** Start of Provided records **

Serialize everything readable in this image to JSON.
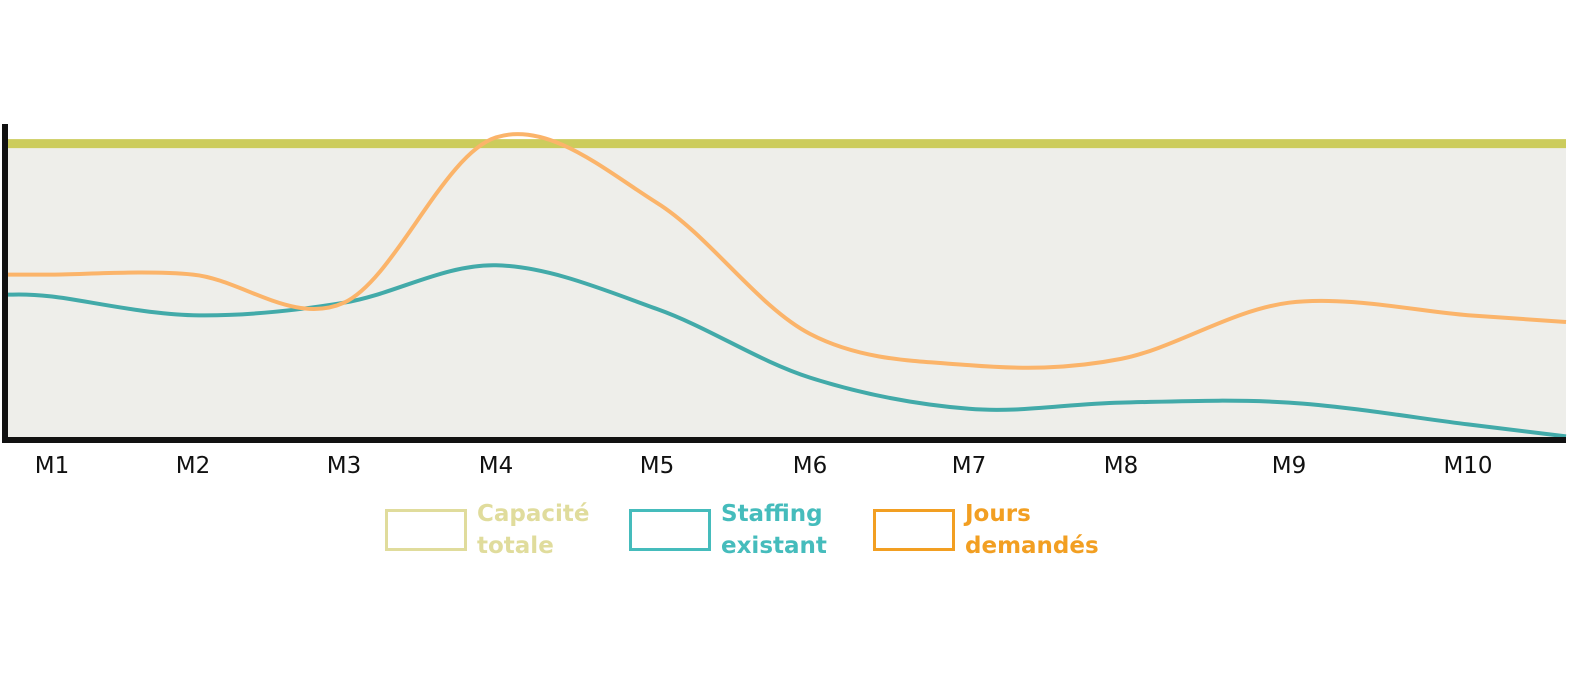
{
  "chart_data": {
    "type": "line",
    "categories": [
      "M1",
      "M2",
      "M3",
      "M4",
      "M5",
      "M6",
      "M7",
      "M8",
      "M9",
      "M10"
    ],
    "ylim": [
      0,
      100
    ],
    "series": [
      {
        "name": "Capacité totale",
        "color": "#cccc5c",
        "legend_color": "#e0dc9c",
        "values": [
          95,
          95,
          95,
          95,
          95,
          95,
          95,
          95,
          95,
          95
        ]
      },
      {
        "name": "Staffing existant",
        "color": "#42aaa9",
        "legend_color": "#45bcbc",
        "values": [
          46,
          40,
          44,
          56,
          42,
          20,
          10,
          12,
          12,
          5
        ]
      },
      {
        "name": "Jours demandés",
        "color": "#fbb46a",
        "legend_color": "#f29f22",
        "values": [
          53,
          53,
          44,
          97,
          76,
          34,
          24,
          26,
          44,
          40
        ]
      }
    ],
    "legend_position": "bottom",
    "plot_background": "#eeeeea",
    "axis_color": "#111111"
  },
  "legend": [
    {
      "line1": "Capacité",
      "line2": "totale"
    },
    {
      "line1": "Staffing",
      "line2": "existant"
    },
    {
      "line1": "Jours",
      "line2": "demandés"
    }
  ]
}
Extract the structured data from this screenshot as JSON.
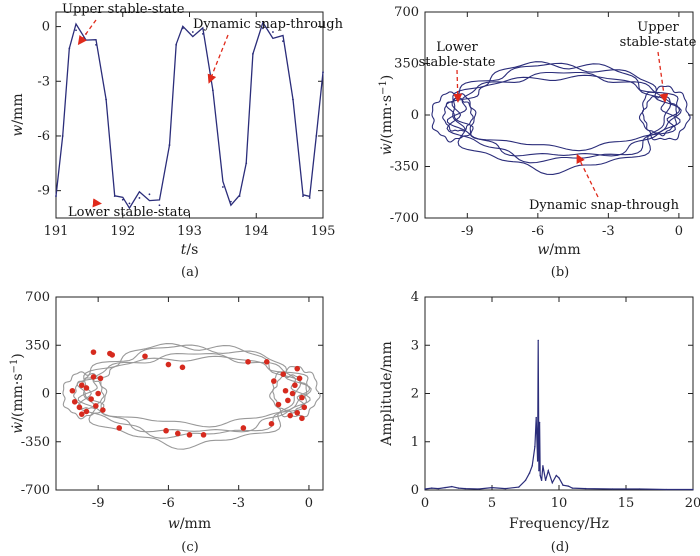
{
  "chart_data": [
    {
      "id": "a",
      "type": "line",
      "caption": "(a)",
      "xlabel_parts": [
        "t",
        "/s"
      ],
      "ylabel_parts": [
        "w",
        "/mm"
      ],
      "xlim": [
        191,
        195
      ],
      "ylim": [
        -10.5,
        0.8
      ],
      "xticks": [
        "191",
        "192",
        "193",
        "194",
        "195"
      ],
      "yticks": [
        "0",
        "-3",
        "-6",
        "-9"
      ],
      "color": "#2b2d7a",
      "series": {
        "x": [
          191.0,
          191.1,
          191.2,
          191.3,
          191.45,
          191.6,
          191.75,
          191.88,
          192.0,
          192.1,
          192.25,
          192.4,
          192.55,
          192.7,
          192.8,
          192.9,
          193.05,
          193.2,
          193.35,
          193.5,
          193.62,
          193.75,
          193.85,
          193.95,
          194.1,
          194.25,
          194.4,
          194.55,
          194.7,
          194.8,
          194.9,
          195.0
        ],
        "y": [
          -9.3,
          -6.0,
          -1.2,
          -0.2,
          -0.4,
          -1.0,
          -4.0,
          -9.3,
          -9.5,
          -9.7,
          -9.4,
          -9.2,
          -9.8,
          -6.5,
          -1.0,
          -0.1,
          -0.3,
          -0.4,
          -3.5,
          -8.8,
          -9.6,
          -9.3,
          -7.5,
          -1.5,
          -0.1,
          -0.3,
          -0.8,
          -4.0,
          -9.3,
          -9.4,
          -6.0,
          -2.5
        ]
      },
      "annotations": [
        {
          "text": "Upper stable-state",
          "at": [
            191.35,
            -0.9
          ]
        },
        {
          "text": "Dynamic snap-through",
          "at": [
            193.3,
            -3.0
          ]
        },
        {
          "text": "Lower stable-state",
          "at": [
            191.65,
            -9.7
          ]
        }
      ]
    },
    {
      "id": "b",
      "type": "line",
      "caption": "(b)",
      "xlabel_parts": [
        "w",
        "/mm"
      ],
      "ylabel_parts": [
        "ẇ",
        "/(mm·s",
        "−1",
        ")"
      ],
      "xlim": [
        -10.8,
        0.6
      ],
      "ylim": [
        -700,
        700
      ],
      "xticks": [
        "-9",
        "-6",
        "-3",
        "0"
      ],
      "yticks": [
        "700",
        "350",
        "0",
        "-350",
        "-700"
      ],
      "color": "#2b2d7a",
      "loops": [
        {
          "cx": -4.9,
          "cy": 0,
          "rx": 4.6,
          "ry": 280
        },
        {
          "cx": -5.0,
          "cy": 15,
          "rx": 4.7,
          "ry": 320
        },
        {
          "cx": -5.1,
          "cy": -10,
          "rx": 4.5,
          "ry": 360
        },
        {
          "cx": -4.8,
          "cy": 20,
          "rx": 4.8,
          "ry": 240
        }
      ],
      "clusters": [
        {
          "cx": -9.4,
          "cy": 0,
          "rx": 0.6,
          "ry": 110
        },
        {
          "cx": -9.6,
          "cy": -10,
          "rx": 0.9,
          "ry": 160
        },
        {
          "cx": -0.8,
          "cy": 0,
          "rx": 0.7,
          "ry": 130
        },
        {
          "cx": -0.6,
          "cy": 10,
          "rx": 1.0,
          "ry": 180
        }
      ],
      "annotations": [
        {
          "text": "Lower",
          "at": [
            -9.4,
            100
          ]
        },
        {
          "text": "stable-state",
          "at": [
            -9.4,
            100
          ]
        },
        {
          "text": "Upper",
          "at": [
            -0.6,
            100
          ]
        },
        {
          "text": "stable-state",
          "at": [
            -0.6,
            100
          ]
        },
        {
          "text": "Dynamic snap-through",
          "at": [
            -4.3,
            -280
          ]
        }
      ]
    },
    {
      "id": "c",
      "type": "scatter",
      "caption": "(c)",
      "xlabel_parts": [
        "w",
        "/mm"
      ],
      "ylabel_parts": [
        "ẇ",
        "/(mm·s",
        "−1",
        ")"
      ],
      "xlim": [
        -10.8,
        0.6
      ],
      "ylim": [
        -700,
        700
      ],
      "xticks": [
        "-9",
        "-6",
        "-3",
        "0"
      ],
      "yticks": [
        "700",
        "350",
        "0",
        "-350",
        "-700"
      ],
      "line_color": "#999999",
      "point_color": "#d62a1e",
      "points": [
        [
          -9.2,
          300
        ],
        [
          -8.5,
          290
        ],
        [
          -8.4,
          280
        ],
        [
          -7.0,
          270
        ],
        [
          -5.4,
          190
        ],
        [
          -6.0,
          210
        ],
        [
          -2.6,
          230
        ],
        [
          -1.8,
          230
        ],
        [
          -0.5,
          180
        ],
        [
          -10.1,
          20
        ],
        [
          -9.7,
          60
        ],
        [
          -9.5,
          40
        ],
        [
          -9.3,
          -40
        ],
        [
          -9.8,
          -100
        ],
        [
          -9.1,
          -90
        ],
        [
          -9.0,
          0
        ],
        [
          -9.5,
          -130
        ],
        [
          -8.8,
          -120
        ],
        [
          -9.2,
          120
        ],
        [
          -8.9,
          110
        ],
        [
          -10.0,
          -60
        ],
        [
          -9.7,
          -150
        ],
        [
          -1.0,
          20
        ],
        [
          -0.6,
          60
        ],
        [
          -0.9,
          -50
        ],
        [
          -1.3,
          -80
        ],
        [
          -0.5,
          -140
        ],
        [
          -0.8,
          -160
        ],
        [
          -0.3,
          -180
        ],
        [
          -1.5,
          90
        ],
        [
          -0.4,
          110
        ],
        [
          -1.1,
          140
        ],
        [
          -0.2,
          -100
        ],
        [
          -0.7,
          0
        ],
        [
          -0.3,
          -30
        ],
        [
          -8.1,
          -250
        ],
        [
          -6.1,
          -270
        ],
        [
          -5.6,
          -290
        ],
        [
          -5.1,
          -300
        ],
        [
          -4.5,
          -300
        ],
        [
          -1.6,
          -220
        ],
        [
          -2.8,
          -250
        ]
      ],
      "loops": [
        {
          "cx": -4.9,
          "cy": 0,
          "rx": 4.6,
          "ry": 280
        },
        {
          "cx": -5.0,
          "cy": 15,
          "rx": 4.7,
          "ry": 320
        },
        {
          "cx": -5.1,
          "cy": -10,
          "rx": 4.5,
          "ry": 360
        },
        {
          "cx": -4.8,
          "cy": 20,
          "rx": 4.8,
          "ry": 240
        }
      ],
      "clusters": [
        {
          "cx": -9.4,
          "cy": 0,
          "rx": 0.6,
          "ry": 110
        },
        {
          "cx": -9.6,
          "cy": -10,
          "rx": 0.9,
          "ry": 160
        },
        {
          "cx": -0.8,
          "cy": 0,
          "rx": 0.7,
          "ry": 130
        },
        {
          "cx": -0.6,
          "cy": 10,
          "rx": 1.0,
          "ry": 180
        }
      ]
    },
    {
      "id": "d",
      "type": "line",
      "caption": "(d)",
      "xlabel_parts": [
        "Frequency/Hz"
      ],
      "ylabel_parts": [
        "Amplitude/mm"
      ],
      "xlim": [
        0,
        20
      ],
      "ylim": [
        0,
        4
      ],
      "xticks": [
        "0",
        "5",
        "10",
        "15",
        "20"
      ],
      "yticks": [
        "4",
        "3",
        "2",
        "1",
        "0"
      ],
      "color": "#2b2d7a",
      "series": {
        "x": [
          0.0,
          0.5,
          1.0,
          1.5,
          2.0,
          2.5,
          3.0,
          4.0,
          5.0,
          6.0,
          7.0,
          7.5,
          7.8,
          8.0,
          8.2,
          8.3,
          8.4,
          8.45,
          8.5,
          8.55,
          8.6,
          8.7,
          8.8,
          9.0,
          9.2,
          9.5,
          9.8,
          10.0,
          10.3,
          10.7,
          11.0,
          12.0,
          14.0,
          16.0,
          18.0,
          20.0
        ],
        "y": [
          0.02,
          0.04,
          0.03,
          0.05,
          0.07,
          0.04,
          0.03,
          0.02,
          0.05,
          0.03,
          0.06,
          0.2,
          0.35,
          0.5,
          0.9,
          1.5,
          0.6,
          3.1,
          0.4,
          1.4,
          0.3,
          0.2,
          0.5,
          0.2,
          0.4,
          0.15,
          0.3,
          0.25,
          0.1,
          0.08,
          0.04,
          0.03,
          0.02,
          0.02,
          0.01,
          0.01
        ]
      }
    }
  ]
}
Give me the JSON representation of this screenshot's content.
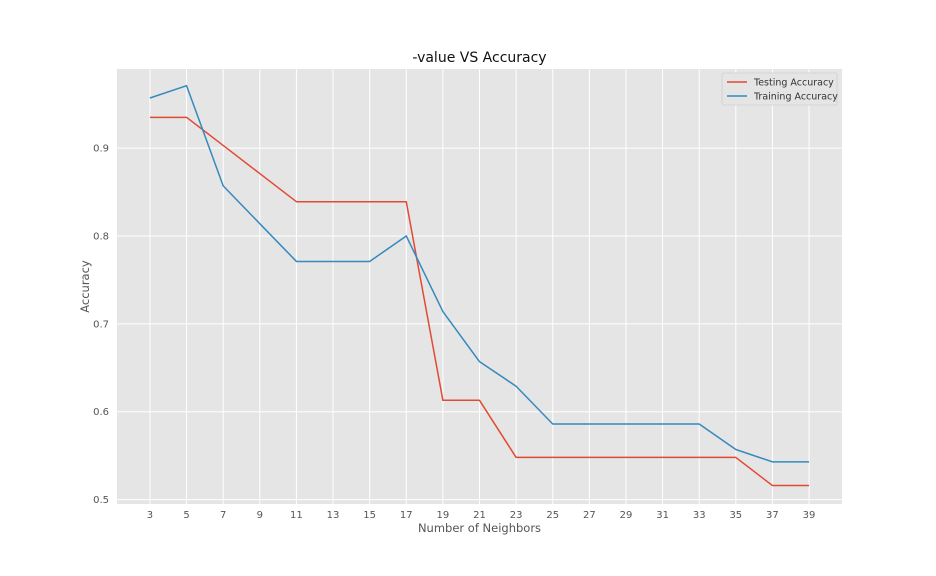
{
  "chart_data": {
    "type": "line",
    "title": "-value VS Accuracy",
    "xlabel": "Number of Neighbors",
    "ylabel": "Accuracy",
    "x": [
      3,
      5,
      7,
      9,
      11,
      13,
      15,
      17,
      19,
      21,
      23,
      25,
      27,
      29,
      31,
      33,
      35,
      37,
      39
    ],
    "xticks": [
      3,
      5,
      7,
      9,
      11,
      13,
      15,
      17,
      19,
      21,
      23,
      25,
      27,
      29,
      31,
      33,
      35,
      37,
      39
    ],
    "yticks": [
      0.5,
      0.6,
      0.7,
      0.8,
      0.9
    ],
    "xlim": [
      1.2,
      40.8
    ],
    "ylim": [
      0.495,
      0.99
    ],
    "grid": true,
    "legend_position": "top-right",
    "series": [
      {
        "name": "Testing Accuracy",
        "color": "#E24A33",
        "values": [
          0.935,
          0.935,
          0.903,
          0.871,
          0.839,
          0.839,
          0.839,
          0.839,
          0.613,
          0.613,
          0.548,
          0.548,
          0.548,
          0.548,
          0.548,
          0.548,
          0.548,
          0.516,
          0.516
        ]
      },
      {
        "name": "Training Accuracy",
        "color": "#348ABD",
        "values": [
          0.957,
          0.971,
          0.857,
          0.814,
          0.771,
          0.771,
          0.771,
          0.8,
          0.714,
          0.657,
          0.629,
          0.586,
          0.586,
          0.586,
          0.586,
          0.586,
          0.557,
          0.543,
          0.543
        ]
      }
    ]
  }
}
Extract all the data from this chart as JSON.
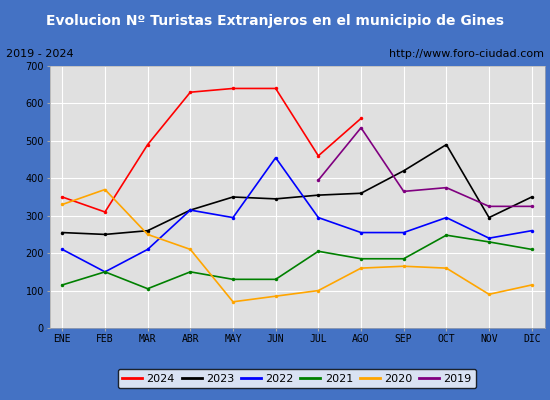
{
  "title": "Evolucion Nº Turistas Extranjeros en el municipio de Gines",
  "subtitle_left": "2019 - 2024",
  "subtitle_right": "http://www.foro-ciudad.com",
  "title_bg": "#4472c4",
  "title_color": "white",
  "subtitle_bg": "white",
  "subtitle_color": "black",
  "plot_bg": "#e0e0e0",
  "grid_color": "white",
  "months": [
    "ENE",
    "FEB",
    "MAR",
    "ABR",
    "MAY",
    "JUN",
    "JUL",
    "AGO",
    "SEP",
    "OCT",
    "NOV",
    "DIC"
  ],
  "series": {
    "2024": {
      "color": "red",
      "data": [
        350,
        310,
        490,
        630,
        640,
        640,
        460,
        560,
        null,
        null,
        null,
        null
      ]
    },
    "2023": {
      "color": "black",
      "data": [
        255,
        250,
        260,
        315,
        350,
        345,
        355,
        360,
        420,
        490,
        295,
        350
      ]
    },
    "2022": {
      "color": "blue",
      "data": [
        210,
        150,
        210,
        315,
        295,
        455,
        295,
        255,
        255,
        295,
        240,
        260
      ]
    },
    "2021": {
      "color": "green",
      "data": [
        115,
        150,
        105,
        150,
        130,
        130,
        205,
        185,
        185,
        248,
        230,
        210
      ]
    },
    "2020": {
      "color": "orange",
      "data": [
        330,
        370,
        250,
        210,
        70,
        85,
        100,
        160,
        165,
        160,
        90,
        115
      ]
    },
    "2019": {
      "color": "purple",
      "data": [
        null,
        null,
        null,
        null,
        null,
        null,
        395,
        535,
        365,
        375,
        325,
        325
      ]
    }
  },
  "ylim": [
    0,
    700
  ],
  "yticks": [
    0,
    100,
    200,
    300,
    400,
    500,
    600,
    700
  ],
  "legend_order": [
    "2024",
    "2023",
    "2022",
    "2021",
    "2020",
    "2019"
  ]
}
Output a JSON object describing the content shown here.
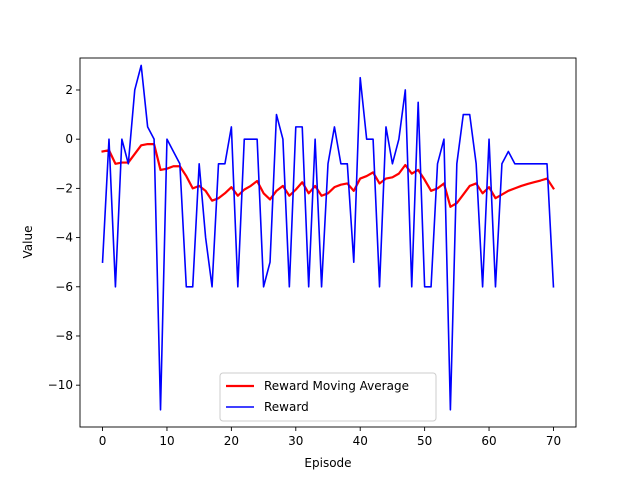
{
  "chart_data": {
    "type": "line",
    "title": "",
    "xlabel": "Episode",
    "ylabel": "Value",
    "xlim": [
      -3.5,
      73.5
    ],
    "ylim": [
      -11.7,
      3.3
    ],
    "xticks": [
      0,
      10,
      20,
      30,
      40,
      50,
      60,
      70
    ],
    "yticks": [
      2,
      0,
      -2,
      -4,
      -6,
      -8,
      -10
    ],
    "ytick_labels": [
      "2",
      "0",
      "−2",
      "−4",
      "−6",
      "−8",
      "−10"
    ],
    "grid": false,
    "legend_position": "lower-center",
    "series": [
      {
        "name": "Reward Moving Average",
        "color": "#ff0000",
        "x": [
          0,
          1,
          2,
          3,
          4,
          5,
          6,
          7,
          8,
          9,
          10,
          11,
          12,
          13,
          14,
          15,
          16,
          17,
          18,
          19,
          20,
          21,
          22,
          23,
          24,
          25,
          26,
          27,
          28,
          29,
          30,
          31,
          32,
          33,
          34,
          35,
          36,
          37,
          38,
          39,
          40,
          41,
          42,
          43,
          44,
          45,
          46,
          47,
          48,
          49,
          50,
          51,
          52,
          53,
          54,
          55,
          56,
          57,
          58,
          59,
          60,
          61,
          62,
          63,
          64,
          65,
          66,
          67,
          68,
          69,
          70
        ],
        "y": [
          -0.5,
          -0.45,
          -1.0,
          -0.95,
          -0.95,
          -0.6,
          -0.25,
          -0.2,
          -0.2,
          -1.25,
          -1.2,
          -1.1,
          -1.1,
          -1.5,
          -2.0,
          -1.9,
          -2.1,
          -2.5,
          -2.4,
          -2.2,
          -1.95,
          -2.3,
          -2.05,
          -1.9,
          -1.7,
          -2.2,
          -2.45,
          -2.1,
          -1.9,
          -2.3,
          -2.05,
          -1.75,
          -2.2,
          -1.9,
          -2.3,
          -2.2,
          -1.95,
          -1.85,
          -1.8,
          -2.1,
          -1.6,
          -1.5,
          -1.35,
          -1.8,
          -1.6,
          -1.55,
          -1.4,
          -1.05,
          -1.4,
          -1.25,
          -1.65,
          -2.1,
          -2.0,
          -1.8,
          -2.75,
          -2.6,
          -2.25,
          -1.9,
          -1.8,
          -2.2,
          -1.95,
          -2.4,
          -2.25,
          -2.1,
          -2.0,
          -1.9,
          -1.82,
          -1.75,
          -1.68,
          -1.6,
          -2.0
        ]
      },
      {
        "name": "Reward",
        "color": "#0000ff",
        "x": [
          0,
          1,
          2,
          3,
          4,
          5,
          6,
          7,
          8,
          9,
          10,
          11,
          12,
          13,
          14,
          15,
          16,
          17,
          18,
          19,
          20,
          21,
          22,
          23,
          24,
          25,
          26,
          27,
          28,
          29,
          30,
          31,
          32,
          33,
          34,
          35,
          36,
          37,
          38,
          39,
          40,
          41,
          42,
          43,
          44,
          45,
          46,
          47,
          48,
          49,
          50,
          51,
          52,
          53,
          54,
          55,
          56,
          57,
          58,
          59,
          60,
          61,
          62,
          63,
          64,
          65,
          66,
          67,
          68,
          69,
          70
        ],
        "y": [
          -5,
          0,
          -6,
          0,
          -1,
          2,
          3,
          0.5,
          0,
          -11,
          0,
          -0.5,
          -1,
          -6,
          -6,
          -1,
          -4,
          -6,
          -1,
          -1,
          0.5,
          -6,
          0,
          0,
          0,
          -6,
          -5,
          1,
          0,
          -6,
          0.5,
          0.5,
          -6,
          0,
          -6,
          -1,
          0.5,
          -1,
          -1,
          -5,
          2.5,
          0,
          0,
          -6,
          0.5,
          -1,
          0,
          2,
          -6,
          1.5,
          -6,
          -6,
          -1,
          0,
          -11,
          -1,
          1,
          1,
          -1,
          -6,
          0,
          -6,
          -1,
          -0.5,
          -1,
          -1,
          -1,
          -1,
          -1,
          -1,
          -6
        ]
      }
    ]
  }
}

** End of Provided records **

Copy all lines from the data that hold the word "JSON".

**Problem solution:**
Serialize everything readable in this image to JSON.
Extract the structured data from this screenshot as JSON.
Give me the JSON representation of this screenshot's content.
Extract all the data from this chart as JSON.
Output a JSON object describing the content shown here.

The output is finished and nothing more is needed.